__Stated problem 1__: Reproduce the passage of the forum post on ideology and the American left, starting at "Maybe I’m oversimplifying, but" and ending at "poo about ideology.".
__Stated problem 2__:
Answer these questions from the forum post on ideology and the American left:
(a) What does the post say has become especially advanced and entrenched in the past 20 years?
(b) Which year of American politics does the post name?
(c) According to the final paragraph, who is most in the clutches of ideology?

__Text block__:
— begin —

Airport Music for Black Folk

Sharks Eat Bear posted:

Maybe I’m oversimplifying, but I think if you can’t recognize shared near-term goals despite long-term ideological differences, then it’s going to be really hard to translate theory into practice?

I don’t see how there’s more to gain by putting yourself on an island and putting progressives and reactionaries on the same team, that just feels like it’s rigging the game against yourself under the pretense of ideological superiority. I think the reality in the US is that the overwhelming majority of people don’t give a poo poo about ideology.

Or if you think the better route for the American left is to let the dominant forces of conservative and reactionary capitalism continue towards the precipice of its own collapse, then I can understand the aversion to lumping in e.g. Nordic model capitalists with state socialists under a bigger umbrella of progressivism. But that seems like a hell of a gambit to me, given how advanced and entrenched the Military Industrial Complex has become especially in the past 20 years...


I think if you’re expecting a label to be useful for effecting change in itself, then maybe you just need to adjust your expectations of what the purpose of a generalized label can do in the context of 2020 American politics? The label is intended to be broad enough to encompass varied scopes and mechanisms for change, I think?
...

I think it's important to emphasize that not "[giving] a poo poo about ideology" is not a reason to back away from ideological critique, but even more reason to double down on it - after all, it's those that don't think that ideology ultimately matters that are most in the clutches of it.

— end —

__Collected data__:
— begin —

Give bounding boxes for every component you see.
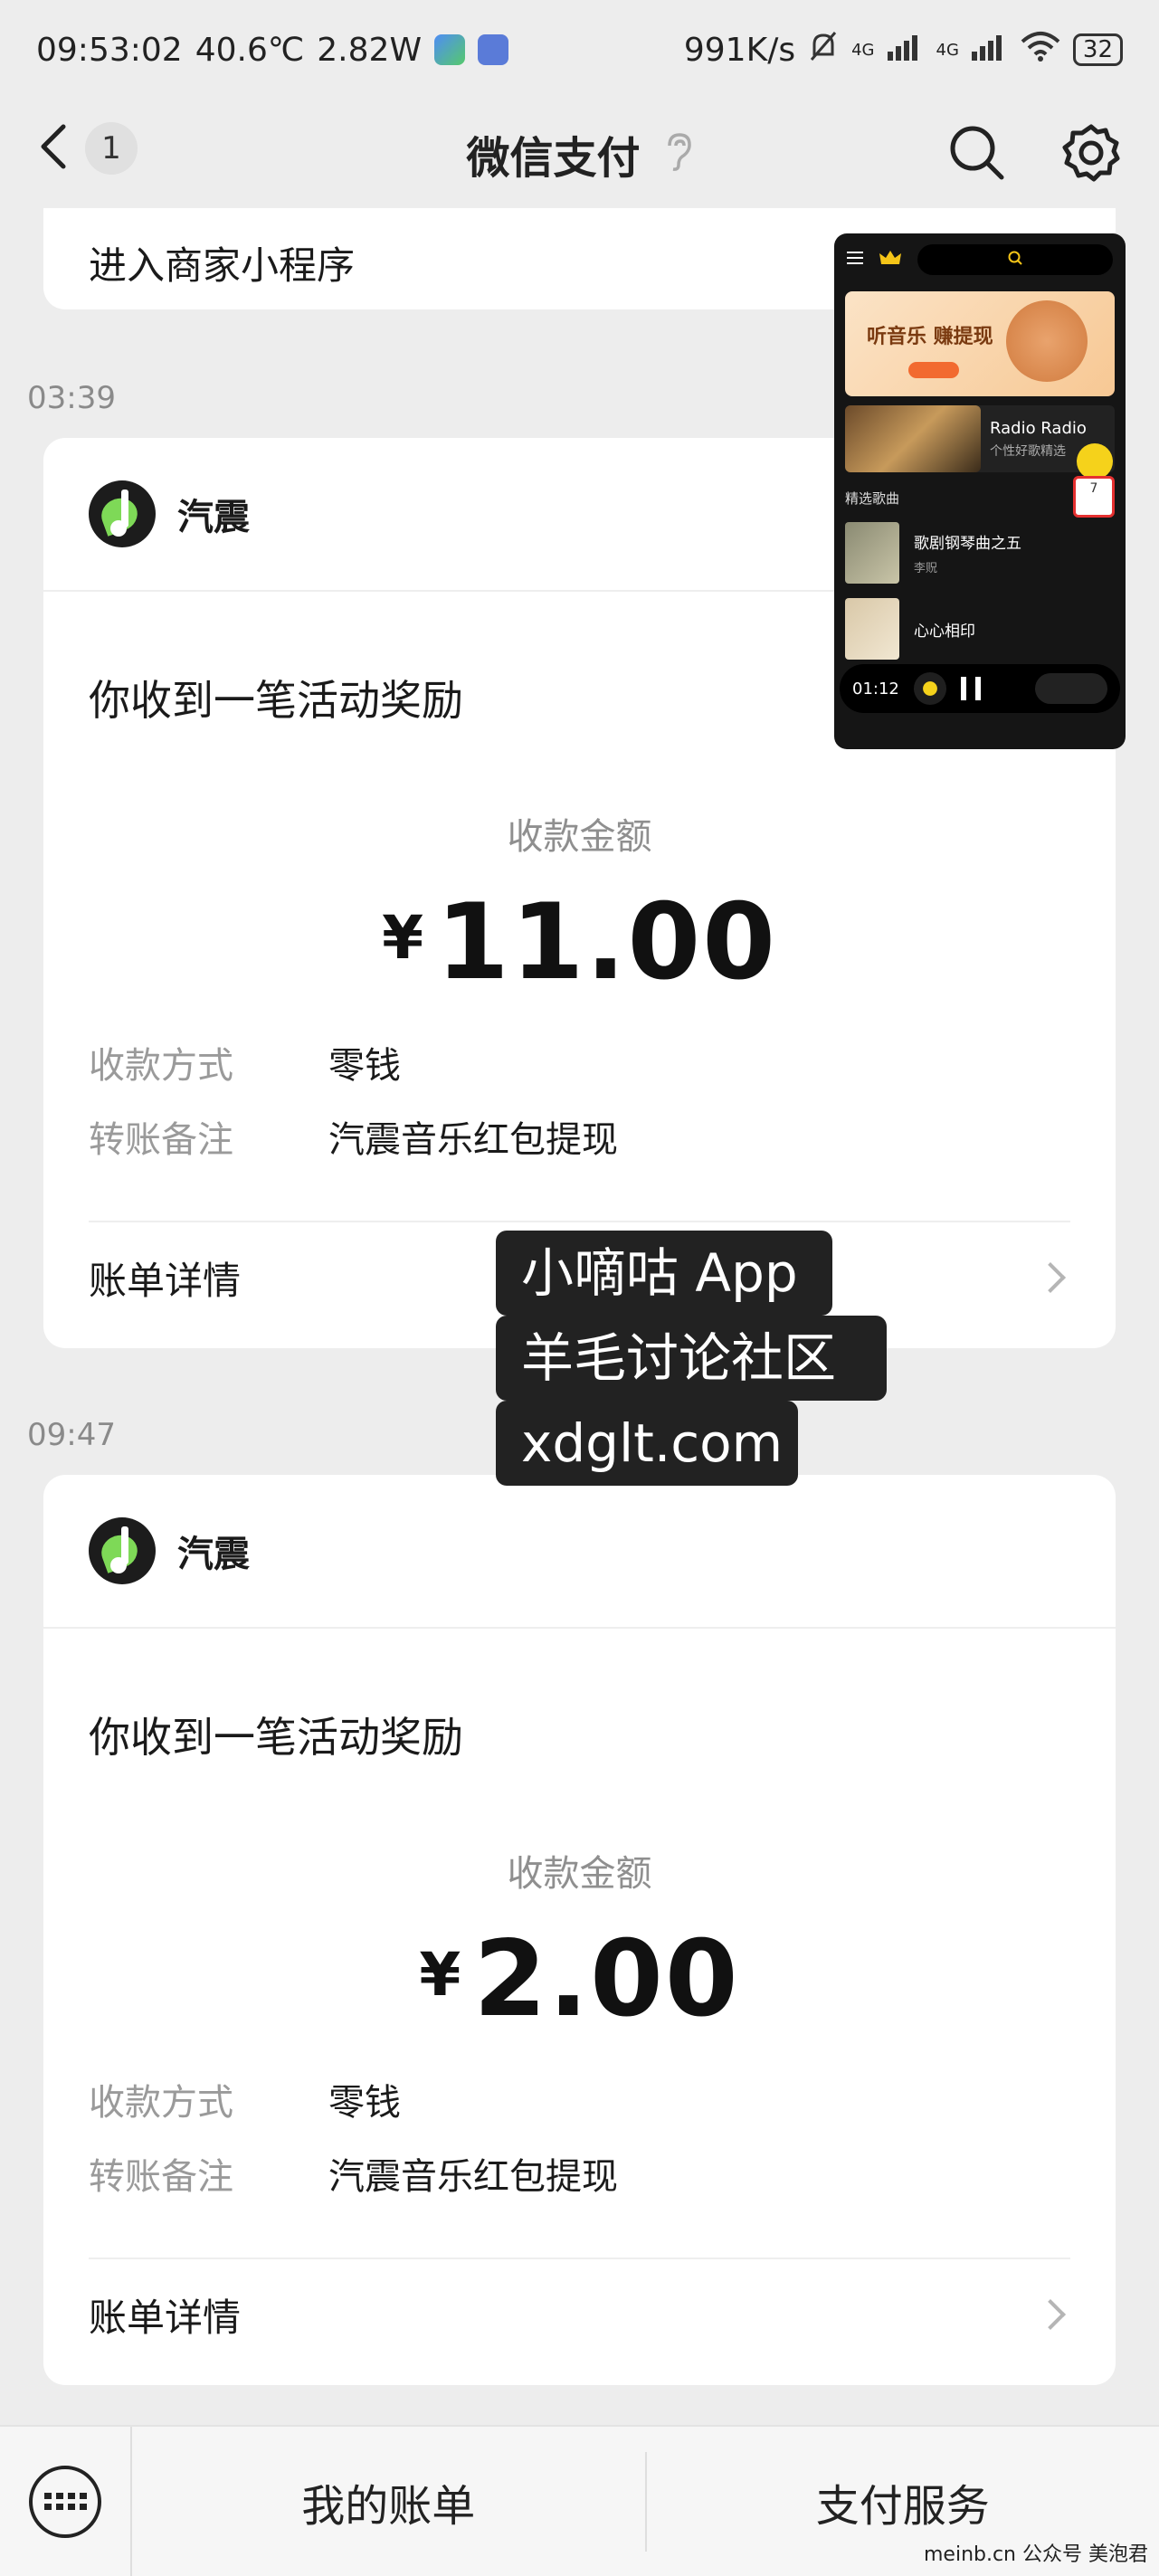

— end —

__Task answer 1__:
Maybe I’m oversimplifying, but I think if you can’t recognize shared near-term goals despite long-term ideological differences, then it’s going to be really hard to translate theory into practice?

I don’t see how there’s more to gain by putting yourself on an island and putting progressives and reactionaries on the same team, that just feels like it’s rigging the game against yourself under the pretense of ideological superiority. I think the reality in the US is that the overwhelming majority of people don’t give a poo poo about ideology.

__Task answer 2__:
(a) The Military Industrial Complex.
(b) 2020.
(c) Those who don't think that ideology ultimately matters.